LISTING:
········
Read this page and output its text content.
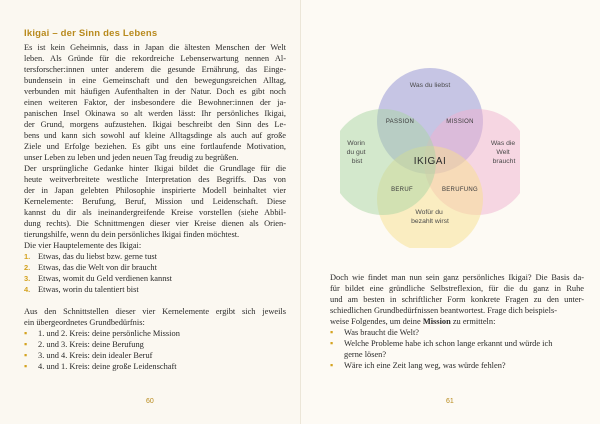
Ikigai – der Sinn des Lebens
Es ist kein Geheimnis, dass in Japan die ältesten Menschen der Welt
leben. Als Gründe für die rekordreiche Lebenserwartung nennen Al-
tersforscher:innen unter anderem die gesunde Ernährung, das Einge-
bundensein in eine Gemeinschaft und den bewegungsreichen Alltag,
verbunden mit häufigen Aufenthalten in der Natur. Doch es gibt noch
einen weiteren Faktor, der insbesondere die Bewohner:innen der ja-
panischen Insel Okinawa so alt werden lässt: Ihr persönliches Ikigai,
der Grund, morgens aufzustehen. Ikigai beschreibt den Sinn des Le-
bens und kann sich sowohl auf kleine Alltagsdinge als auch auf große
Ziele und Erfolge beziehen. Es gibt uns eine fortlaufende Motivation,
unser Leben zu leben und jeden neuen Tag freudig zu begrüßen.
Der ursprüngliche Gedanke hinter Ikigai bildet die Grundlage für die
heute weitverbreitete westliche Interpretation des Begriffs. Das von
der in Japan gelebten Philosophie inspirierte Modell beinhaltet vier
Kernelemente: Berufung, Beruf, Mission und Leidenschaft. Diese
kannst du dir als ineinandergreifende Kreise vorstellen (siehe Abbil-
dung rechts). Die Schnittmengen dieser vier Kreise dienen als Orien-
tierungshilfe, wenn du dein persönliches Ikigai finden möchtest.
Die vier Hauptelemente des Ikigai:
1. Etwas, das du liebst bzw. gerne tust
2. Etwas, das die Welt von dir braucht
3. Etwas, womit du Geld verdienen kannst
4. Etwas, worin du talentiert bist
Aus den Schnittstellen dieser vier Kernelemente ergibt sich jeweils
ein übergeordnetes Grundbedürfnis:
▪	1. und 2. Kreis: deine persönliche Mission
▪	2. und 3. Kreis: deine Berufung
▪	3. und 4. Kreis: dein idealer Beruf
▪	4. und 1. Kreis: deine große Leidenschaft
60
Was du liebst
Was die Welt braucht
Wofür du bezahlt wirst
Worin du gut bist
PASSION	MISSION
BERUF	BERUFUNG
IKIGAI
Doch wie findet man nun sein ganz persönliches Ikigai? Die Basis da-
für bildet eine gründliche Selbstreflexion, für die du ganz in Ruhe
und am besten in schriftlicher Form konkrete Fragen zu den unter-
schiedlichen Grundbedürfnissen beantwortest. Frage dich beispiels-
weise Folgendes, um deine Mission zu ermitteln:
▪	Was braucht die Welt?
▪	Welche Probleme habe ich schon lange erkannt und würde ich
gerne lösen?
▪	Wäre ich eine Zeit lang weg, was würde fehlen?
61
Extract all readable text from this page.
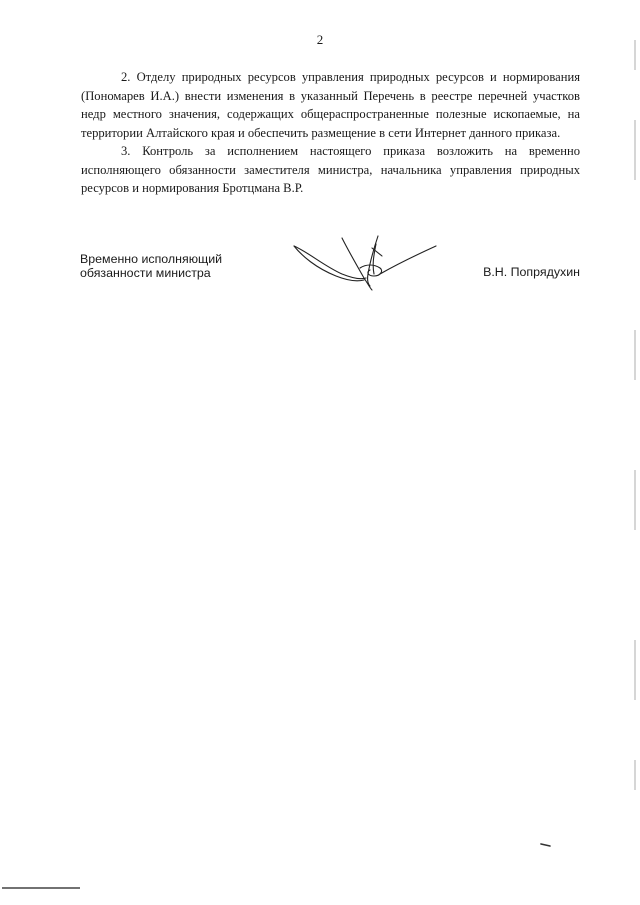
2

2. Отделу природных ресурсов управления природных ресурсов и нормирования (Пономарев И.А.) внести изменения в указанный Перечень в реестре перечней участков недр местного значения, содержащих общераспространенные полезные ископаемые, на территории Алтайского края и обеспечить размещение в сети Интернет данного приказа.

3. Контроль за исполнением настоящего приказа возложить на временно исполняющего обязанности заместителя министра, начальника управления природных ресурсов и нормирования Бротцмана В.Р.

Временно исполняющий
обязанности министра	В.Н. Попрядухин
········
YOUR OBJECTIVE: Identify the lines of the data that contain the word "bildet". Copy each of them.

REPLY TO THE EXERCISE:
Der ursprüngliche Gedanke hinter Ikigai bildet die Grundlage für die
für bildet eine gründliche Selbstreflexion, für die du ganz in Ruhe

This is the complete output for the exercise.